▶ **EXERCISE INSTRUCTIONS**: Please put every line of the listing below into a Markdown table with the columns No. and Entry, numbering the rows and leaving out blank lines.

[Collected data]

## BEGIN

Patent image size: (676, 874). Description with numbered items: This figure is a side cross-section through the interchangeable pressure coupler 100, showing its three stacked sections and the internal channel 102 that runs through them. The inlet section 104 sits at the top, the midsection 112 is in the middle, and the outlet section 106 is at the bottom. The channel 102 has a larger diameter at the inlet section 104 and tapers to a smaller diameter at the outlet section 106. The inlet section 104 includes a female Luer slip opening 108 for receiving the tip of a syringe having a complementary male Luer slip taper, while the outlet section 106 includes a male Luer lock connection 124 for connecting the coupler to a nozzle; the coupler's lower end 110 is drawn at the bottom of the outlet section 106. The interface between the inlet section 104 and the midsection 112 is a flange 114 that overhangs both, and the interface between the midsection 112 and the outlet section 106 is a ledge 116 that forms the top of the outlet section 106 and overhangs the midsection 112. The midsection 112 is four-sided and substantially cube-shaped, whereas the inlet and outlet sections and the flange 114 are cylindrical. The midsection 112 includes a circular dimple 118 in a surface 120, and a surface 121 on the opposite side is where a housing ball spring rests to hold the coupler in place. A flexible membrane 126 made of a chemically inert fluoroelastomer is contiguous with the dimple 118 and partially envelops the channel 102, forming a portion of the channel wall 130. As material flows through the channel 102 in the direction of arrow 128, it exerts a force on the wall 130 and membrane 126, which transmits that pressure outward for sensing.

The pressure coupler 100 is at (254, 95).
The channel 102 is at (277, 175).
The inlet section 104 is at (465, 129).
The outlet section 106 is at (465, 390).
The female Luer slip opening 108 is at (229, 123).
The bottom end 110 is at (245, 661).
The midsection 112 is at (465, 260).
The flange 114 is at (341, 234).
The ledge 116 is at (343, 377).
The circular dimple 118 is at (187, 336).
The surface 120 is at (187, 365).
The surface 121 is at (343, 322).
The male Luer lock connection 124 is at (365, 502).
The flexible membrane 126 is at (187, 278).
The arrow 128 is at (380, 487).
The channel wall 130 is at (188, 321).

## END

▶ **EXERCISE SOLUTION**:
| No. | Entry |
|---|---|
| 1 | Patent image size: (676, 874). Description with numbered items: This figure is a side cross-section through the interchangeable pressure coupler 100, showing its three stacked sections and the internal channel 102 that runs through them. The inlet section 104 sits at the top, the midsection 112 is in the middle, and the outlet section 106 is at the bottom. The channel 102 has a larger diameter at the inlet section 104 and tapers to a smaller diameter at the outlet section 106. The inlet section 104 includes a female Luer slip opening 108 for receiving the tip of a syringe having a complementary male Luer slip taper, while the outlet section 106 includes a male Luer lock connection 124 for connecting the coupler to a nozzle; the coupler's lower end 110 is drawn at the bottom of the outlet section 106. The interface between the inlet section 104 and the midsection 112 is a flange 114 that overhangs both, and the interface between the midsection 112 and the outlet section 106 is a ledge 116 that forms the top of the outlet section 106 and overhangs the midsection 112. The midsection 112 is four-sided and substantially cube-shaped, whereas the inlet and outlet sections and the flange 114 are cylindrical. The midsection 112 includes a circular dimple 118 in a surface 120, and a surface 121 on the opposite side is where a housing ball spring rests to hold the coupler in place. A flexible membrane 126 made of a chemically inert fluoroelastomer is contiguous with the dimple 118 and partially envelops the channel 102, forming a portion of the channel wall 130. As material flows through the channel 102 in the direction of arrow 128, it exerts a force on the wall 130 and membrane 126, which transmits that pressure outward for sensing. |
| 2 | The pressure coupler 100 is at (254, 95). |
| 3 | The channel 102 is at (277, 175). |
| 4 | The inlet section 104 is at (465, 129). |
| 5 | The outlet section 106 is at (465, 390). |
| 6 | The female Luer slip opening 108 is at (229, 123). |
| 7 | The bottom end 110 is at (245, 661). |
| 8 | The midsection 112 is at (465, 260). |
| 9 | The flange 114 is at (341, 234). |
| 10 | The ledge 116 is at (343, 377). |
| 11 | The circular dimple 118 is at (187, 336). |
| 12 | The surface 120 is at (187, 365). |
| 13 | The surface 121 is at (343, 322). |
| 14 | The male Luer lock connection 124 is at (365, 502). |
| 15 | The flexible membrane 126 is at (187, 278). |
| 16 | The arrow 128 is at (380, 487). |
| 17 | The channel wall 130 is at (188, 321). |